* _抜粋本文_:

▼▼▼

まずはお客様担当者と共に社内を盛り上げ、各部門の仲間を増やし、AI導入のモチベーションを高めることが重要だ。好奇心旺盛な方や、こういった領域に苦手意識を持たないやる気のある若手を発掘し、チームを組むことで、組織としてのAI導入のモチベーションを高めていく。多くの企業でAI人材の不足が叫ばれてはいるが、弊社のお客様である大企業であれば才能を持つ人材は必ず眠っている。まずは全社的な勉強会などのイベントを企画することで、その才能を掘り起こしてあげる必要がある。

AIを企画する(テーマの創出とブラッシュアップ)

次はAIを活用するテーマの洗い出しである。各業界・業務領域において比較的成功しやすい鉄板テーマは存在するものの、その企業におけるユニークなテーマを洗い出すために「テーマ創出ワークショップ」を行っている。部門を限定せず多くの従業員からテーマを集め、そこから良案を厳選していく取り組みだ。各部門・多様な職種からアイデアを出してもらうことで、現業におけるリアルな課題を抽出することができるだけでなく、AI導入を自分事ととらえるメンバーを増やすことができ、その先のチーム作りがスムーズなものになる。
またAIを活用する業務を特定し、その部門の現場のメンバーを早くから巻き込むことで、予測の結果をしっかりと実務に使ってもらえるようにすることも重要である。データ分析でビジネスを変革する3つのプロセス「見つける、解く、使わせる」といわれるように、精緻な予測モデルを作ることと、実際に現場にそれを信じてもらい使ってもらうことの間には一段のハードルがある。早くから現場を巻き込み当事者意識を持ってもらうことで、「使わせる」までを確実なものにする。
ワークショップにて創出されたテーマについては「ビジネスインパクト」と「実現性」の2軸で評価し、優先順位付けを行ったうえで個別テーマの業務を整理していく。そもそも形式知化できていない「予測」「データ分析」という業務にAIを当てはめるためには、まずは業務フローを見える化する必要がある。またその予測を行うと誰が嬉しいのか、どのレベルの精度が出ると誰がどんな行動を起こし、その結果どんなインパクトをもたらすのか、などの意志決定プロセスの可視化も必要だ。

▲▲▲

* _作業内容 1_:
本文について、次の問いに答えてください。
(a) 「テーマ創出ワークショップ」では、テーマを誰から集めるとされていますか。
(b) データ分析でビジネスを変革する3つのプロセスは何と表現されていますか。
(c) ワークショップで創出されたテーマは、どの2軸で評価されますか。

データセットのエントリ
▼▼▼

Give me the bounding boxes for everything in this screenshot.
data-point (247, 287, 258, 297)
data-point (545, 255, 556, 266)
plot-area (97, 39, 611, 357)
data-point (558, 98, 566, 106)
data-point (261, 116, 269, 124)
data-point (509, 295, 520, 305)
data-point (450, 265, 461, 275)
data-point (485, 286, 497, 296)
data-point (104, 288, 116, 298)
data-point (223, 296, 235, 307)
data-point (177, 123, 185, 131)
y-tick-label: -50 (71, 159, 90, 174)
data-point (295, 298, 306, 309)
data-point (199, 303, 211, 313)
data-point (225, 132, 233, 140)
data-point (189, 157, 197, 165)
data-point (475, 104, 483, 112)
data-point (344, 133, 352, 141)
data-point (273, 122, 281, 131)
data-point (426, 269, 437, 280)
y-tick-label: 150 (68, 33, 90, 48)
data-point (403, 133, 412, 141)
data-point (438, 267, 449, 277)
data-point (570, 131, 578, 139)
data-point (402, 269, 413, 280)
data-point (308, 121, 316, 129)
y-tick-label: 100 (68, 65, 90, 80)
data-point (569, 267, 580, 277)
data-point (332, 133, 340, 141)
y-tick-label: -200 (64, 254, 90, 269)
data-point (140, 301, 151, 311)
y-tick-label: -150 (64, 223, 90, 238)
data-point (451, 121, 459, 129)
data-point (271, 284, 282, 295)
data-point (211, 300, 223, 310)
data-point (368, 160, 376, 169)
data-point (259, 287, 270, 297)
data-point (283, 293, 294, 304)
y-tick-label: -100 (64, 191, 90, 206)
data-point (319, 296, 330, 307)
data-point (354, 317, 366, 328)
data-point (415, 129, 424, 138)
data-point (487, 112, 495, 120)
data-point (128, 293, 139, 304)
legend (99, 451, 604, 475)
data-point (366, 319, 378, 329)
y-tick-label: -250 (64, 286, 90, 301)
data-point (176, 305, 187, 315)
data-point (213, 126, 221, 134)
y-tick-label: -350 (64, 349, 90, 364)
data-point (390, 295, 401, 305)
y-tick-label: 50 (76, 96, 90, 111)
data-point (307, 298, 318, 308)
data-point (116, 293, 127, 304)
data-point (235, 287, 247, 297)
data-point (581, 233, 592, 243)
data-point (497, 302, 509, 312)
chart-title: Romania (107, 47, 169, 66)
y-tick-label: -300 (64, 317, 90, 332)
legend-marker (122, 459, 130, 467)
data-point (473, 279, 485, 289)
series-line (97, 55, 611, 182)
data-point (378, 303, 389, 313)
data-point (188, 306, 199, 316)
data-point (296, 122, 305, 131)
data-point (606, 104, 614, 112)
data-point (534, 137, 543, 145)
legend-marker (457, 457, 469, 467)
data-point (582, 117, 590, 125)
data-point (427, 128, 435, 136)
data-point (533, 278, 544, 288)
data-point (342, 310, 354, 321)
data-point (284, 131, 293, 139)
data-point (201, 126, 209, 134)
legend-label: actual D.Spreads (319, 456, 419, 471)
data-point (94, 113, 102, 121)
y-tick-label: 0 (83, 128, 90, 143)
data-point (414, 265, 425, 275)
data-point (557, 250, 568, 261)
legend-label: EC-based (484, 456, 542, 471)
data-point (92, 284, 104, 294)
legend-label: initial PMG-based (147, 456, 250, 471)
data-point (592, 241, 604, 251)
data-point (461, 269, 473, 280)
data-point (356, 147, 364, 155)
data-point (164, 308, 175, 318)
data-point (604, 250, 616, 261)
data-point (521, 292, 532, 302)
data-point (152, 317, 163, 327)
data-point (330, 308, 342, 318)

▲▲▲

* _作業内容 2_:
エントリの先頭行から始まり "y-tick-label: 100 (68, 65, 90, 80)" を含む行で終わる範囲(両端を含む)を、空行を除き、1行につき1つの文字列としてJSONリストに入れてください。

* _回答 1_:
(a) 部門を限定せず、多くの従業員から集める。
(b) 「見つける、解く、使わせる」
(c) 「ビジネスインパクト」と「実現性」

* _回答 2_:
[
  "Give me the bounding boxes for everything in this screenshot.",
  "data-point (247, 287, 258, 297)",
  "data-point (545, 255, 556, 266)",
  "plot-area (97, 39, 611, 357)",
  "data-point (558, 98, 566, 106)",
  "data-point (261, 116, 269, 124)",
  "data-point (509, 295, 520, 305)",
  "data-point (450, 265, 461, 275)",
  "data-point (485, 286, 497, 296)",
  "data-point (104, 288, 116, 298)",
  "data-point (223, 296, 235, 307)",
  "data-point (177, 123, 185, 131)",
  "y-tick-label: -50 (71, 159, 90, 174)",
  "data-point (295, 298, 306, 309)",
  "data-point (199, 303, 211, 313)",
  "data-point (225, 132, 233, 140)",
  "data-point (189, 157, 197, 165)",
  "data-point (475, 104, 483, 112)",
  "data-point (344, 133, 352, 141)",
  "data-point (273, 122, 281, 131)",
  "data-point (426, 269, 437, 280)",
  "y-tick-label: 150 (68, 33, 90, 48)",
  "data-point (403, 133, 412, 141)",
  "data-point (438, 267, 449, 277)",
  "data-point (570, 131, 578, 139)",
  "data-point (402, 269, 413, 280)",
  "data-point (308, 121, 316, 129)",
  "y-tick-label: 100 (68, 65, 90, 80)"
]